[start Supplied text]

I've had my big pilot for about 15 months or so now and in that time have not really checked for accuracy but on the other hand have never had to reset the time due to been wildly inaccurate.

The only problem i have is due to my job my watch is mostly worn at the weekeds so on sundays when i take it off the reserve is at the max and by the friday night/saturday morn is usually at the line between the 2 and 3.

On about three occasions now i've went to get it and it's been between 12 to 24 hour slow.So the only issue i have is that on a few occasions my power reserve is nowhere near 7 days.

I forgot to mention i voted for between 0-7 seconds a day.


----------



## caprichin

My experience:

My seven days was running almost a minute fast. Is now at IWC being fixed.

I also had a Portuguese chrono, that is ETA 7750, and i returned to the one that sold me (second hand) because it runned 35 s fast at least.

I had an Aquatimer Custeau no chrono limited edition of 2006, and it was really accurate. i think is also an ETA.

I have an Ingenieur manufacture just time AMG, and is one of my most exact watches (of a very big collection).

Not so good results, overall. And I love the brand...


----------



## cxbxax

my 5001 42jewel is also between 7-15 sec fast.


----------



## elapsed

My 5001 is running +11 seconds a day. I gave it to my AD two months ago, who sent it to Richemont down in Texas I believe, who then had it sent to Switzerland (I believe there was also an issue with the power reserve). I expect to have it back within the month, I'm more settled now to hear that many owners have encountered similar issues.

cheers,
elapsed


----------



## forza1976

My 5004 is just under 7 seconds fast every 24 hours. I have pretty much gotten past the inaccuracy issue as I love this watch. Just nice to know it seems to be a somewhat common attribute of the 7 day movement.

Good poll OP...


----------



## WatchFan56

good info shared here, as i hope to get the 7-day Port as my first IWC in the future


----------



## PeeCeeBee

Hary said:


> My BP is still under warranty and running +15sec/day, quite annoying. I intend to bring it back to IWC to tune it for better accuracy. My friend's 5001 is running very fast too. I am not sure whether it's common problem with 7 days movement.

[end Supplied text]

## Task requirements
1 - Please say whether each statement agrees with the watch accuracy thread, answering yes or no and quoting the words that decide it: (a) The Aquatimer that caprichin had was inaccurate. (b) The user elapsed reports a 5001 running +11 seconds a day. (c) caprichin returned the Portuguese chrono because it ran slow.
2 - Return the part of the watch accuracy thread from "good info shared" to "7 days movement.", unchanged.
3 - In the watch accuracy thread, list every username that serves as the heading of a post.

[start Supplied information]

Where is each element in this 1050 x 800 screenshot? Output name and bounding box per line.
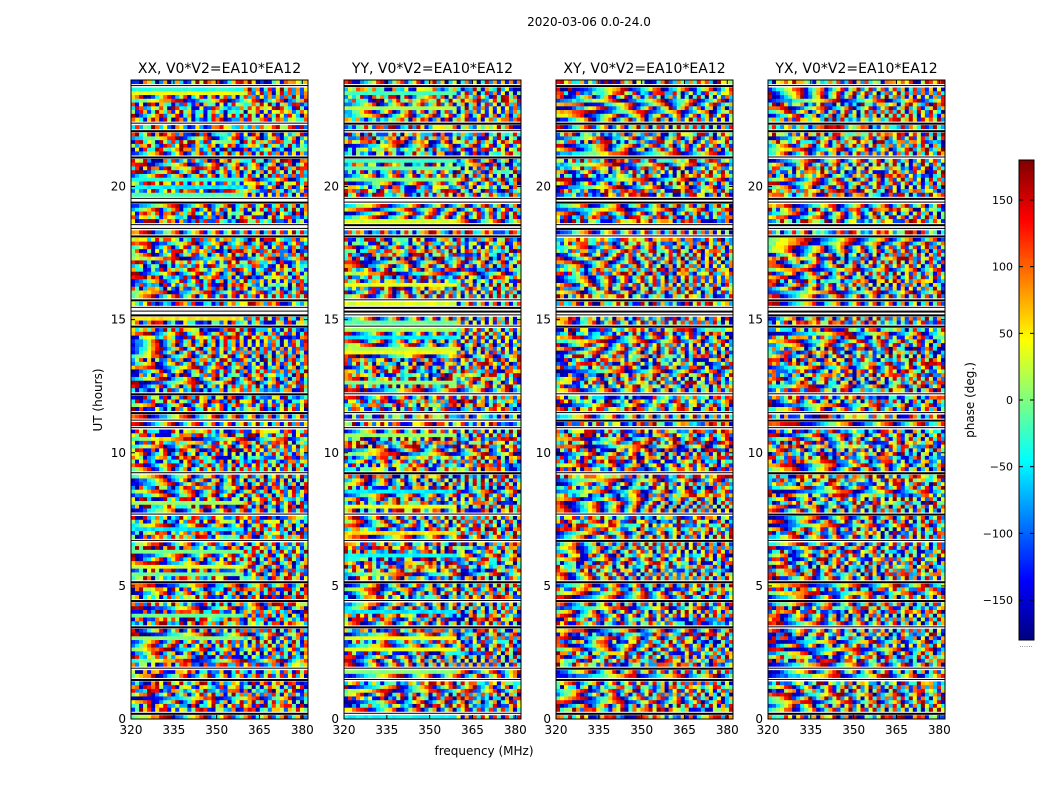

[end Supplied information]

## Expected results
1 -
(a) No: "and it was really accurate"
(b) Yes: "My 5001 is running +11 seconds a day."
(c) No: "because it runned 35 s fast at least"

2 -
good info shared here, as i hope to get the 7-day Port as my first IWC in the future


----------



## PeeCeeBee

Hary said:


> My BP is still under warranty and running +15sec/day, quite annoying. I intend to bring it back to IWC to tune it for better accuracy. My friend's 5001 is running very fast too. I am not sure whether it's common problem with 7 days movement.

3 - caprichin, cxbxax, elapsed, forza1976, WatchFan56, PeeCeeBee